May 13 | 6 min read

A New UI to Improve Observability UX

portrait of Mat Appelman

Mat Appelman

Co-founder

Opstrace UI

Tons of new UI features reduce major operational and exploration pain points that exist in open source observability today

We're excited to announce our new UI for the Opstrace open source observability distribution!

Our goal at Opstrace is not only to streamline the installation and management of open source observability infrastructure, but to also improve its usability. We want to knock down barriers to management, discovery, and exploration for engineers and end-users alike. So, we've targeted common pain points across these areas in our new UI. Painpoints that have previously been underserved—or simply ignored.

Let's jump into what we've cooked up and talk about what's coming next.

Transparency and Control

Opstrace is rooted in a belief that through automation, we can provide a system that reliably handles scaling, upgrading, and recovery from known faults to reduce user toil. While automation is important, we also believe that control must still lie with the operator who must make choices that Opstrace shouldn't make, for example, when to add another node to the cluster if resources are exhausted. Today, the operator has all the tools to monitor the cluster and manually intervene at his or her disposal. Our new cluster health dashboard brings this front and center in the UI, with key metrics that correlate with the overall system health.

In the future, we'll improve this scenario by sending a specific notification to the operator and then empower them with full visibility into the system so they can decide to click the "automatic scale-up" button, or for example, identify that their dev team has accidentally enabled verbose logging in one of their apps, and the correct course of action is to fix the application's log level (and possibly adjust their rate limits).

> **What the task requires**
Reproduce verbatim the stretch of the Opstrace UI announcement from "We're excited to" through "underserved—or simply ignored.".

> **Information shown**
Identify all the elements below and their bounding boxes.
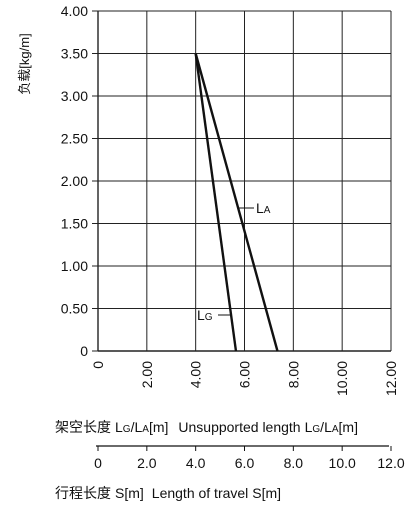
travel-tick-label: 6.0 — [235, 455, 255, 471]
series-label-lg: LG — [197, 307, 231, 323]
x-axis-title: 架空长度 LG/LA[m] Unsupported length LG/LA[m] — [55, 419, 358, 435]
y-tick-label: 2.50 — [61, 131, 88, 147]
x-tick-label: 12.00 — [383, 361, 399, 396]
travel-axis-var2: S[m] — [252, 485, 281, 501]
travel-tick-label: 0 — [94, 455, 102, 471]
x-axis-var2-l1: L — [305, 419, 313, 435]
travel-tick-label: 8.0 — [284, 455, 304, 471]
grid — [92, 10, 392, 352]
x-tick-label: 4.00 — [188, 361, 204, 388]
y-axis-title: 负载[kg/m] — [17, 33, 32, 94]
travel-axis-title-cn: 行程长度 — [55, 485, 111, 501]
series-label-lg-main: L — [197, 307, 205, 323]
travel-axis-title: 行程长度 S[m] Length of travel S[m] — [55, 485, 281, 501]
y-tick-label: 0.50 — [61, 301, 88, 317]
x-axis-var2-sep: / — [320, 419, 324, 435]
y-tick-label: 0 — [80, 343, 88, 359]
y-tick-label: 3.50 — [61, 46, 88, 62]
x-axis-title-cn: 架空长度 — [55, 419, 111, 435]
y-tick-label: 1.00 — [61, 258, 88, 274]
x-tick-labels: 0 2.00 4.00 6.00 8.00 10.00 12.00 — [90, 361, 399, 396]
x-axis-var2-unit: [m] — [339, 419, 358, 435]
x-tick-label: 8.00 — [285, 361, 301, 388]
x-axis-var2-l2: L — [324, 419, 332, 435]
travel-tick-labels: 0 2.0 4.0 6.0 8.0 10.0 12.0 — [94, 446, 405, 471]
travel-tick-label: 4.0 — [186, 455, 206, 471]
x-axis-var-l2: L — [134, 419, 142, 435]
series-label-lg-sub: G — [205, 312, 213, 323]
svg-text:LA: LA — [256, 200, 271, 216]
travel-axis-title-en: Length of travel — [152, 485, 249, 501]
series-label-la-main: L — [256, 200, 264, 216]
x-axis-var2-s1: G — [312, 424, 320, 435]
x-axis-var-sep: / — [131, 419, 135, 435]
travel-tick-label: 2.0 — [137, 455, 157, 471]
y-tick-label: 1.50 — [61, 216, 88, 232]
series-line-la — [194, 53, 279, 352]
y-tick-label: 4.00 — [61, 3, 88, 19]
x-axis-title-en: Unsupported length — [178, 419, 300, 435]
svg-text:LG: LG — [197, 307, 213, 323]
travel-tick-label: 12.0 — [377, 455, 404, 471]
x-axis-var-l1: L — [115, 419, 123, 435]
x-axis-var-unit: [m] — [149, 419, 168, 435]
travel-axis-var: S[m] — [115, 485, 144, 501]
series-label-la: LA — [238, 200, 271, 216]
series-line-lg — [194, 53, 238, 352]
x-tick-label: 2.00 — [139, 361, 155, 388]
series-label-la-sub: A — [264, 205, 271, 216]
x-tick-label: 10.00 — [334, 361, 350, 396]
x-axis-var-s2: A — [142, 424, 149, 435]
series-lines — [194, 53, 279, 352]
travel-tick-label: 10.0 — [329, 455, 356, 471]
y-tick-label: 3.00 — [61, 88, 88, 104]
x-axis-var2-s2: A — [332, 424, 339, 435]
y-tick-labels: 0 0.50 1.00 1.50 2.00 2.50 3.00 3.50 4.00 — [61, 3, 88, 359]
x-tick-label: 0 — [90, 361, 106, 369]
y-tick-label: 2.00 — [61, 173, 88, 189]
x-axis-var-s1: G — [123, 424, 131, 435]
x-tick-label: 6.00 — [237, 361, 253, 388]
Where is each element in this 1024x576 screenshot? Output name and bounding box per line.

> **Response for this exercise**
We're excited to announce our new UI for the Opstrace open source observability distribution!

Our goal at Opstrace is not only to streamline the installation and management of open source observability infrastructure, but to also improve its usability. We want to knock down barriers to management, discovery, and exploration for engineers and end-users alike. So, we've targeted common pain points across these areas in our new UI. Painpoints that have previously been underserved—or simply ignored.